▶ [Stated problem] Return each line containing "inspection".

▶ [Dataset]
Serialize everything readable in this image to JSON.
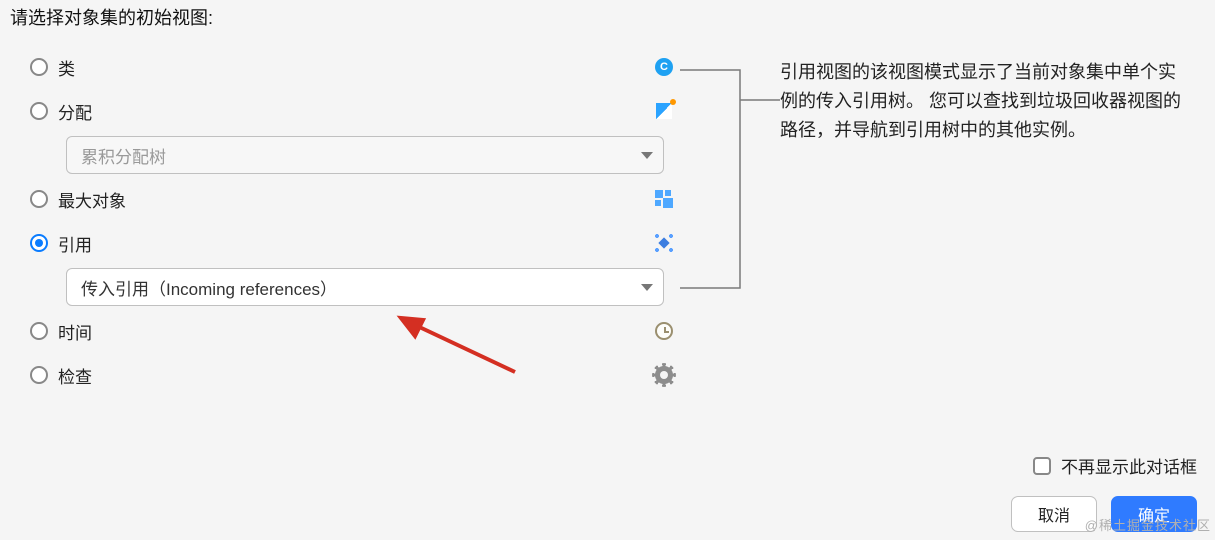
{
  "prompt": "请选择对象集的初始视图:",
  "options": {
    "class_": "类",
    "allocation": "分配",
    "allocation_tree": "累积分配树",
    "biggest": "最大对象",
    "reference": "引用",
    "reference_mode": "传入引用（Incoming references）",
    "time": "时间",
    "inspection": "检查"
  },
  "selected": "reference",
  "description": "引用视图的该视图模式显示了当前对象集中单个实例的传入引用树。 您可以查找到垃圾回收器视图的路径，并导航到引用树中的其他实例。",
  "checkbox_label": "不再显示此对话框",
  "buttons": {
    "cancel": "取消",
    "ok": "确定"
  },
  "watermark": "@稀土掘金技术社区",
  "icons": {
    "class_": "class-icon",
    "allocation": "allocation-icon",
    "biggest": "biggest-objects-icon",
    "reference": "reference-icon",
    "time": "clock-icon",
    "inspection": "gear-icon"
  }
}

▶ [Response]
    "inspection": "检查"
    "inspection": "gear-icon"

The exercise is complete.